— BEGIN Source records —
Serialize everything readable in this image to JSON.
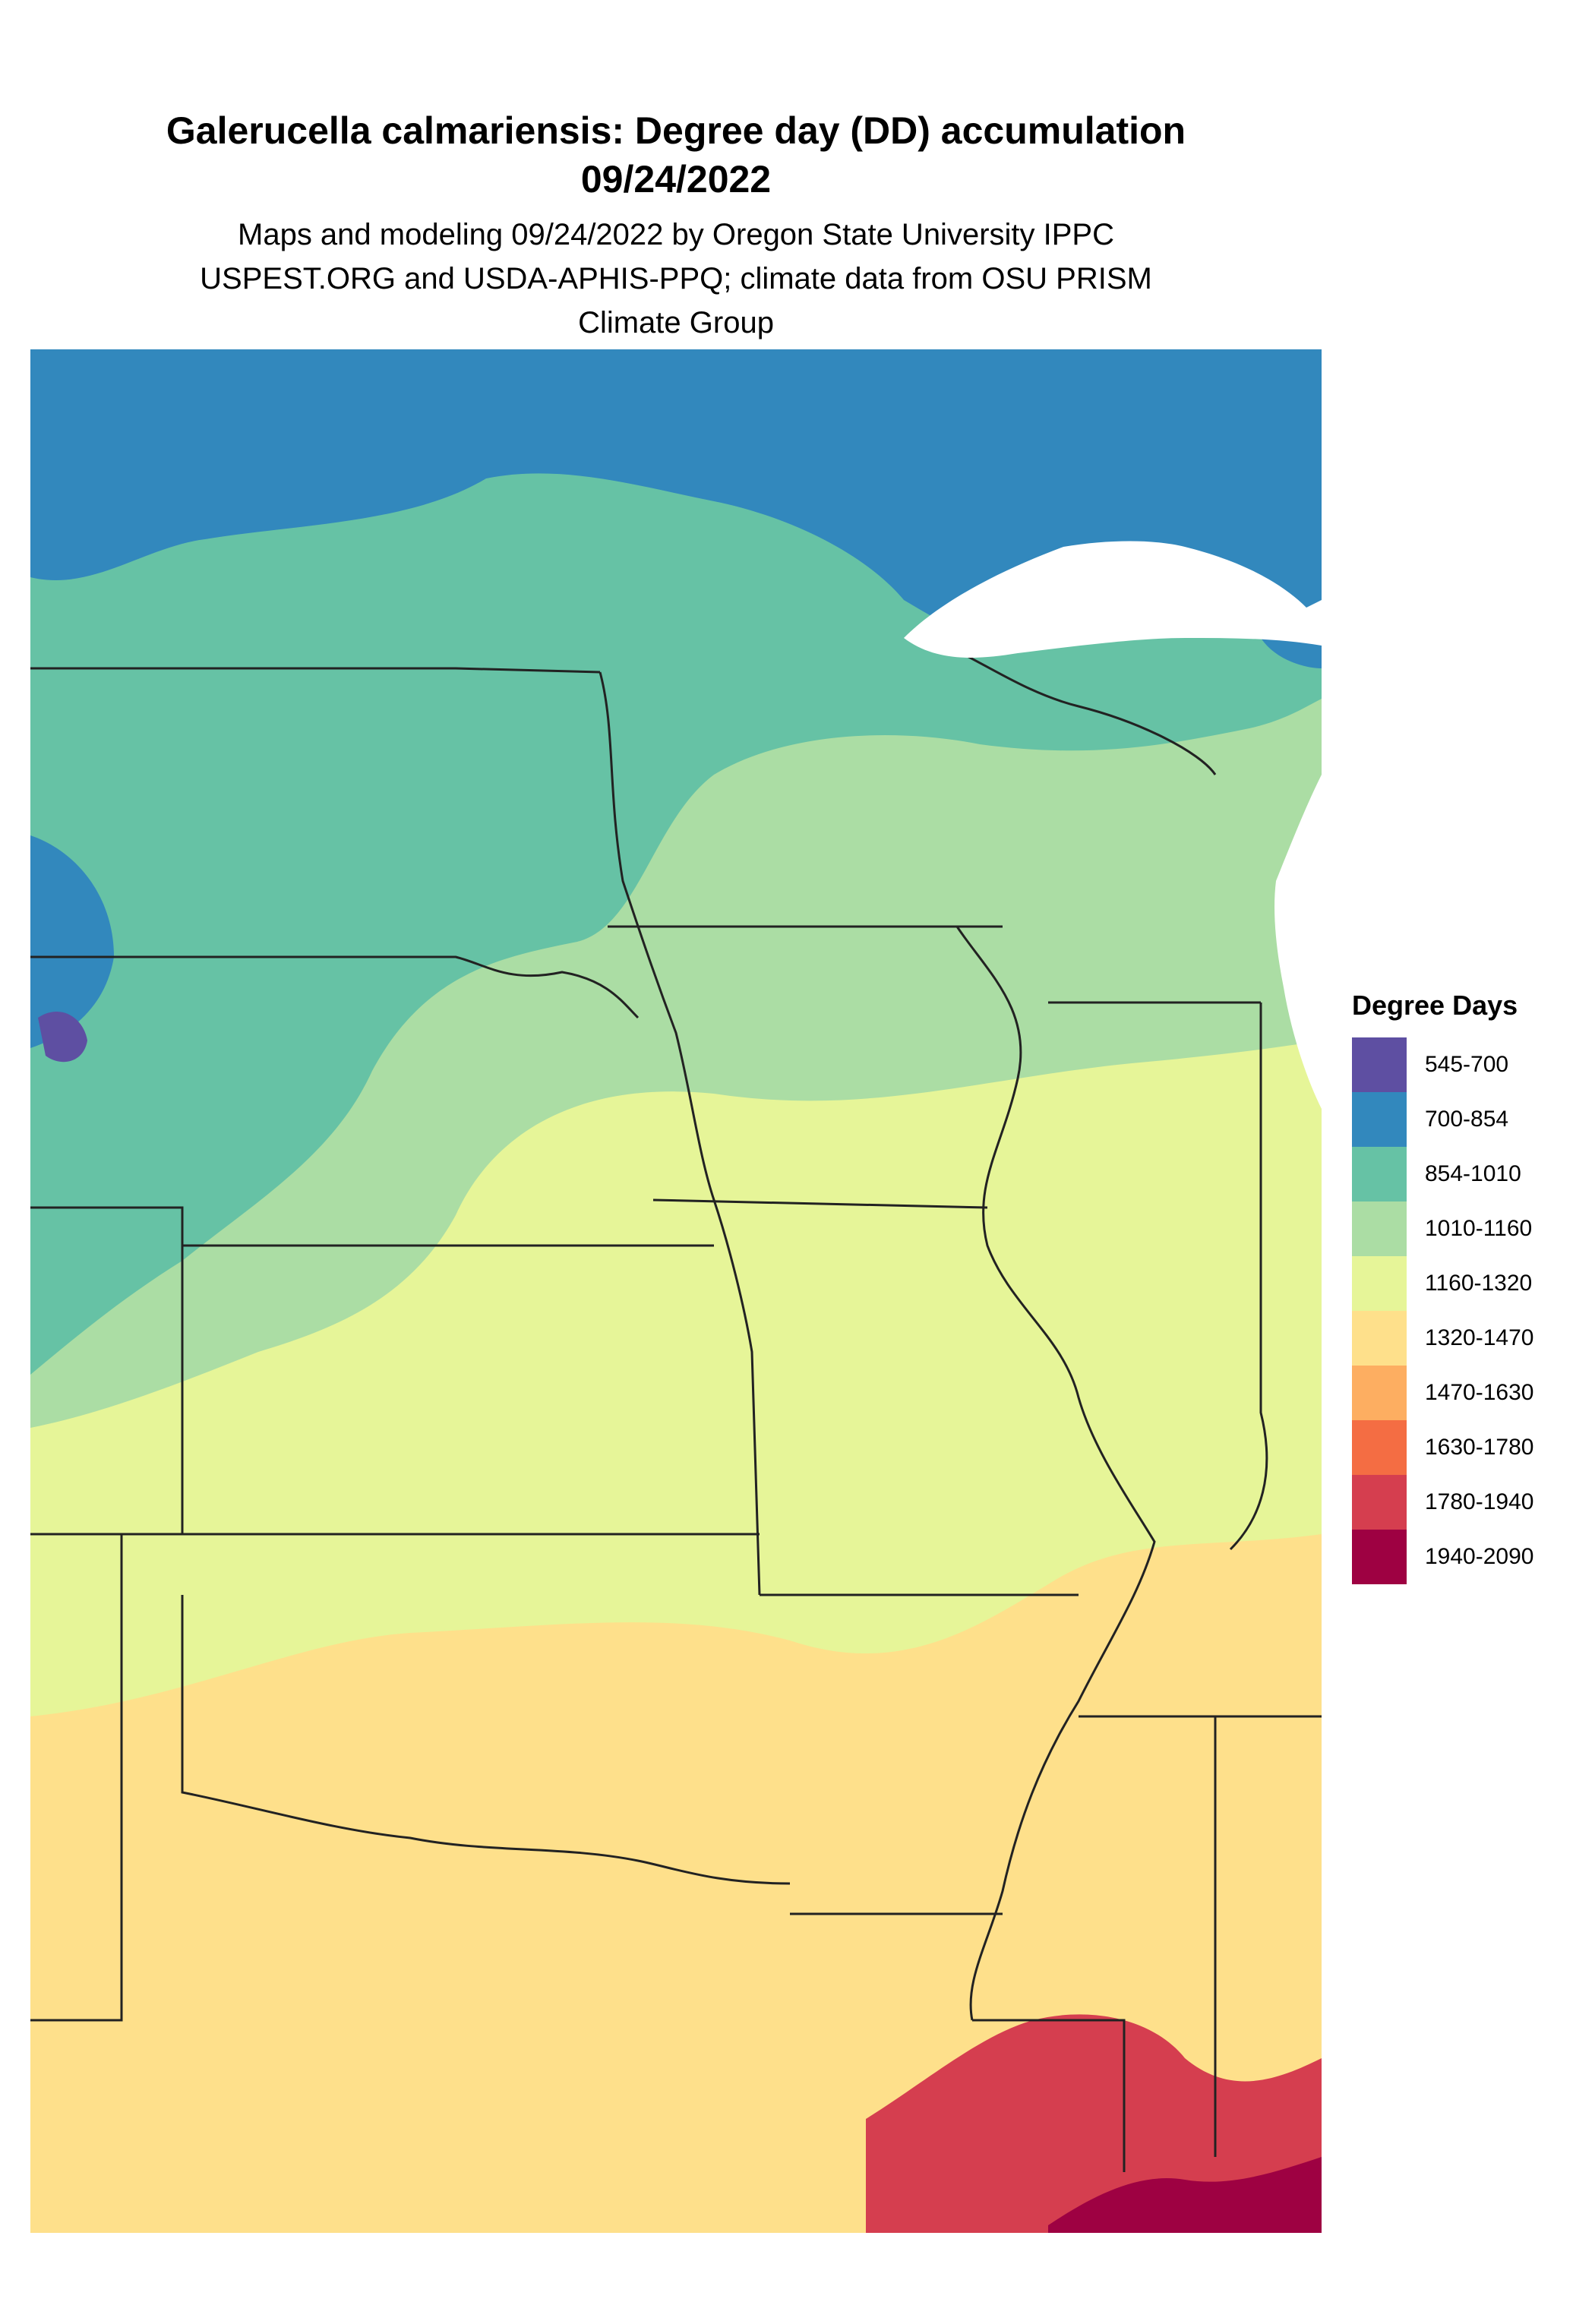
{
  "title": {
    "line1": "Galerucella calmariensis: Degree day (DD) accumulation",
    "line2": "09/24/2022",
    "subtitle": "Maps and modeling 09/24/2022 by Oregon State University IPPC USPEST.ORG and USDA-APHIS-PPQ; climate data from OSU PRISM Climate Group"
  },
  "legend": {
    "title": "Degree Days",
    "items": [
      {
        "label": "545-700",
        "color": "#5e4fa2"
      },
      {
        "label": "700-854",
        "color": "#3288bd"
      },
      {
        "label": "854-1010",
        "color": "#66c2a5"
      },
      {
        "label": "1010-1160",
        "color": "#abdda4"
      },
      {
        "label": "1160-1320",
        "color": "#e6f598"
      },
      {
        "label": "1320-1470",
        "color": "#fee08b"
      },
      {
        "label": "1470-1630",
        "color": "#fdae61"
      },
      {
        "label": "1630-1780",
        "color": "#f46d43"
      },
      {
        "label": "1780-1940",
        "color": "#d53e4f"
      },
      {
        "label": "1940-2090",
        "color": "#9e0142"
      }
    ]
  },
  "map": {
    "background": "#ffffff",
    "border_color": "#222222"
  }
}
— END Source records —
— BEGIN Source records —
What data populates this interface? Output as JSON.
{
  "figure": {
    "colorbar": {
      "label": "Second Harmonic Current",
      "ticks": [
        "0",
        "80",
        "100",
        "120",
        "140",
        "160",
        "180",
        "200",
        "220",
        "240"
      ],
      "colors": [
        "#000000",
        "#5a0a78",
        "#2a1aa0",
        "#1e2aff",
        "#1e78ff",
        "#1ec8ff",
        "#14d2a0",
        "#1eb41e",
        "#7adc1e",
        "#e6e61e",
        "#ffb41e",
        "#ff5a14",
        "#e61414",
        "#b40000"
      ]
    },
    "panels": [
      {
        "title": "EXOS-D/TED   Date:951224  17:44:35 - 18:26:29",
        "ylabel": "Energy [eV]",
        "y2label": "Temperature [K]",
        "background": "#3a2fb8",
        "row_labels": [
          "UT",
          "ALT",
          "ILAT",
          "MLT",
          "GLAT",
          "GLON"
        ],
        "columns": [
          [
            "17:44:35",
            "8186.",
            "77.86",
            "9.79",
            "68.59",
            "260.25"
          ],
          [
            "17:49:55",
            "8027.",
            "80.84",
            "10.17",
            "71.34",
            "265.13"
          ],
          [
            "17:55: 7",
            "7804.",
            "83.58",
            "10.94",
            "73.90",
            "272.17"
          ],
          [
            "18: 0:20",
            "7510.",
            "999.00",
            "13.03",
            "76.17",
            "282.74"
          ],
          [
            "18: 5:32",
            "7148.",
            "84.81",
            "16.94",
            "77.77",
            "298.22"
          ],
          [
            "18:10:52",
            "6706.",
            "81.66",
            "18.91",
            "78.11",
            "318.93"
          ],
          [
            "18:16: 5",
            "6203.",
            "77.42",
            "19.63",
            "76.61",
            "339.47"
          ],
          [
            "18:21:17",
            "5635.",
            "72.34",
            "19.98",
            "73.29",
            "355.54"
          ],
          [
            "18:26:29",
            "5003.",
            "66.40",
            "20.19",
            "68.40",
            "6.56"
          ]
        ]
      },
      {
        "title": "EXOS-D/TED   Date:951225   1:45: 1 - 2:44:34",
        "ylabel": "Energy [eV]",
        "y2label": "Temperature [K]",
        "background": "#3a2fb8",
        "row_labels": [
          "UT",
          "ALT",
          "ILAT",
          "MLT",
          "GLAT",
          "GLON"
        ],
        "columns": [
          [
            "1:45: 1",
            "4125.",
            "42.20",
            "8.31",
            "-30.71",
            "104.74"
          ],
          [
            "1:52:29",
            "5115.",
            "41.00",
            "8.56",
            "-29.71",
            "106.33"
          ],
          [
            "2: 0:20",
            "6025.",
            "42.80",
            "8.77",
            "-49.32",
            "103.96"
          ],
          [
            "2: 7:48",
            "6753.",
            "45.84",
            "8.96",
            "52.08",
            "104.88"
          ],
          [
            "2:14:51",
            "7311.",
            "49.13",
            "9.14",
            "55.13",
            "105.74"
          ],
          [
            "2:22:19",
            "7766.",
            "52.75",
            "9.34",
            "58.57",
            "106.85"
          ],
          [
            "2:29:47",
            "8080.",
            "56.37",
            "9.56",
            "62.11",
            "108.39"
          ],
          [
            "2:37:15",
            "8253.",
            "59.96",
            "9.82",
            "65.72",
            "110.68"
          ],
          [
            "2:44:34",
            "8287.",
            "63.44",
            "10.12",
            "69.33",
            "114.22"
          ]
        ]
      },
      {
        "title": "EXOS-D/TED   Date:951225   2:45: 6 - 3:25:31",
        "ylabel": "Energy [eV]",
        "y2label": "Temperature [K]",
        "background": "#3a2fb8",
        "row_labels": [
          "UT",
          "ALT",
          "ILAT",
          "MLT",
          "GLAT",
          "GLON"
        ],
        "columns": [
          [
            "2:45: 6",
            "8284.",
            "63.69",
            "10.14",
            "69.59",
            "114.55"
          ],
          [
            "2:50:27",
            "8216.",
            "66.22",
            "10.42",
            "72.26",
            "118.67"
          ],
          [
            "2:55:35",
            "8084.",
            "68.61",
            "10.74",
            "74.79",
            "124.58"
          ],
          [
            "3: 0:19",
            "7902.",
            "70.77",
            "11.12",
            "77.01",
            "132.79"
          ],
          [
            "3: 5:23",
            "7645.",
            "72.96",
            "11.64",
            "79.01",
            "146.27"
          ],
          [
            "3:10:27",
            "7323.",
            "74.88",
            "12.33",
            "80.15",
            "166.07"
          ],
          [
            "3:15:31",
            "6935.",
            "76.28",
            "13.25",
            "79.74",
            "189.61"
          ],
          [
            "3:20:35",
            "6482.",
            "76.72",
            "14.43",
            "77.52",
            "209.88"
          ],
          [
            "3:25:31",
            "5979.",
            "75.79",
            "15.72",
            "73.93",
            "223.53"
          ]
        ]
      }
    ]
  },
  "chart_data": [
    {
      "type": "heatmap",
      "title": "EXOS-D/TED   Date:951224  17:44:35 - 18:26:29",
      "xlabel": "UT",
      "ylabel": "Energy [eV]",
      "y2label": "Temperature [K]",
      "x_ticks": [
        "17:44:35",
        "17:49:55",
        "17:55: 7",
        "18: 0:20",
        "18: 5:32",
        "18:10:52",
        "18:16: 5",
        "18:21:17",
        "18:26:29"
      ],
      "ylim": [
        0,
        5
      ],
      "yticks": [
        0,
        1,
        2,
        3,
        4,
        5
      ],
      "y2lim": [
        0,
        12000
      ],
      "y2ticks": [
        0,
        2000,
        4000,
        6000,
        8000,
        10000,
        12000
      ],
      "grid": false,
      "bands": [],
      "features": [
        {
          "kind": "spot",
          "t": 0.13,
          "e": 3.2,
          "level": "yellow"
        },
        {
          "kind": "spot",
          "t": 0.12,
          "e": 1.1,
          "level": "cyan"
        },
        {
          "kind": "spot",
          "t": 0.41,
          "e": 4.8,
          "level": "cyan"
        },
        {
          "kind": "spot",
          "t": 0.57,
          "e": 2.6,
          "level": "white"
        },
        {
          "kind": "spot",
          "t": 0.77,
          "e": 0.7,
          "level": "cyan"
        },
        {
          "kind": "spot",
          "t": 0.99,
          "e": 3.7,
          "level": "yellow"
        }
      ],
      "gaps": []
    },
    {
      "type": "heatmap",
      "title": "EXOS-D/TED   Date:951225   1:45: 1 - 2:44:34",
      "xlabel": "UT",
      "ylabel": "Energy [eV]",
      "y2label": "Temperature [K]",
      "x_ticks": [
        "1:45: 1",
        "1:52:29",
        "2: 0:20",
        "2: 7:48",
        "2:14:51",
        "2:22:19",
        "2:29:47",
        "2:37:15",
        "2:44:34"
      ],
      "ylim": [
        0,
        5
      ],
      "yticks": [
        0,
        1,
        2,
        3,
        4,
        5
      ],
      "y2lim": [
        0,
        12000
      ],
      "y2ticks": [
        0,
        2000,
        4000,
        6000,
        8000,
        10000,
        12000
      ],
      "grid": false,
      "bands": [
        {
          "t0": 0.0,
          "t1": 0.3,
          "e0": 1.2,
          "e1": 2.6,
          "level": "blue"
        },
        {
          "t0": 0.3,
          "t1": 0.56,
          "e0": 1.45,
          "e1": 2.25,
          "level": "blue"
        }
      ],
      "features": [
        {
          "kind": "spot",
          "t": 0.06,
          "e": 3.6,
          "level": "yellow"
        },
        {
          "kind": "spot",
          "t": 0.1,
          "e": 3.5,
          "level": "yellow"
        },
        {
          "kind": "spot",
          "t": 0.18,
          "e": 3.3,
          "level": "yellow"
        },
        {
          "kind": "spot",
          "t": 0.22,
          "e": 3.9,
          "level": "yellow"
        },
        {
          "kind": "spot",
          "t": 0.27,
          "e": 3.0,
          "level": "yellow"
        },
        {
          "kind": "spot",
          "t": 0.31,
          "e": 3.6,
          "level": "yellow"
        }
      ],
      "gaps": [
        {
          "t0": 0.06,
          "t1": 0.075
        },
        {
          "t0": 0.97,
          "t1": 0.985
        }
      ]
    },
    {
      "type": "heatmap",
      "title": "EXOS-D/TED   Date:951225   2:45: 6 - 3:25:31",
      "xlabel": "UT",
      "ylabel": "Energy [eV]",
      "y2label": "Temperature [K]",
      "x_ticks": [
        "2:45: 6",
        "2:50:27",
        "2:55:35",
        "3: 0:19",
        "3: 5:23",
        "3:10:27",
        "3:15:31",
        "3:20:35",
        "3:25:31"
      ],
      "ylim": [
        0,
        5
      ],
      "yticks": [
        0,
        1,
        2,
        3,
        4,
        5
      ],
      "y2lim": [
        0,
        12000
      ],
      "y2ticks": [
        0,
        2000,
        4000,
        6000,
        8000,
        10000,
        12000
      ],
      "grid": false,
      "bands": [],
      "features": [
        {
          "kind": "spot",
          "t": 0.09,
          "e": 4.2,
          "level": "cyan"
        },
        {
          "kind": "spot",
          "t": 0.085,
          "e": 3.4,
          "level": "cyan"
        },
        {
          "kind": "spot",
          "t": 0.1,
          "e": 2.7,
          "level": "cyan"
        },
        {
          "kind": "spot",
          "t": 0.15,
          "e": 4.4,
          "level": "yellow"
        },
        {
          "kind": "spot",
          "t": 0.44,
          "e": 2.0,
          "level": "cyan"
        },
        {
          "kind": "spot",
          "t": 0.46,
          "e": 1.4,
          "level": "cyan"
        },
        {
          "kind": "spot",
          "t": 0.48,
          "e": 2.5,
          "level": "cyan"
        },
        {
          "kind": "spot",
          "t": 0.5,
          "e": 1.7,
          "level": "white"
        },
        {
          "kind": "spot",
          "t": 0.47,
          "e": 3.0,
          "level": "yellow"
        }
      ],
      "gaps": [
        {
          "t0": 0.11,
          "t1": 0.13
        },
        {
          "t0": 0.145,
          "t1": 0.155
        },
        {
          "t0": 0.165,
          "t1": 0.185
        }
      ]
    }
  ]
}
— END Source records —
— BEGIN Source records —
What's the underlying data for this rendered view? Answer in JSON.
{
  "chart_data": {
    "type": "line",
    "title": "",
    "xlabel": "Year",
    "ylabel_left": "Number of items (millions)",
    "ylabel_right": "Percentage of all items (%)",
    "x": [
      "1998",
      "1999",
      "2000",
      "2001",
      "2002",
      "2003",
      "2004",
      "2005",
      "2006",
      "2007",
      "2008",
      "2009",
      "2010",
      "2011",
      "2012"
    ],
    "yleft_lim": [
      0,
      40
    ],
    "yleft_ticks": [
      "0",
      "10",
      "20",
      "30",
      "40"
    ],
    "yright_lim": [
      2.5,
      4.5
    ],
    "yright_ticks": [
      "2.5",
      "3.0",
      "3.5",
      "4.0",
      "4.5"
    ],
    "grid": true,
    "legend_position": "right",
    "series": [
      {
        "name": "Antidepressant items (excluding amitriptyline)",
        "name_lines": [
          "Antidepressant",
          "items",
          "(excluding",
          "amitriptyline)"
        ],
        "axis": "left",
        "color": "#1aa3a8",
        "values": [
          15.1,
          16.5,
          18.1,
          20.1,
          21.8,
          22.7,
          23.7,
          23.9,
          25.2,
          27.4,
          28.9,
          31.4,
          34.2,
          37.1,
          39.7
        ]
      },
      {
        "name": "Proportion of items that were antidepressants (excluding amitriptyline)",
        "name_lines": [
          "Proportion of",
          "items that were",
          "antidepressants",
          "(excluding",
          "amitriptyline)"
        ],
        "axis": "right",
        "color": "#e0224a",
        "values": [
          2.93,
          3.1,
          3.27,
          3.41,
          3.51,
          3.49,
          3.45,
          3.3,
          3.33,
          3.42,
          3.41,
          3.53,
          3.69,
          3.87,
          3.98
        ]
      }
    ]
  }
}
— END Source records —
▶ **Task details**
Check every line of the listing for the string "antidepressants" and report how many lines have it, as a number alone.

▶ **Completed exercise**
2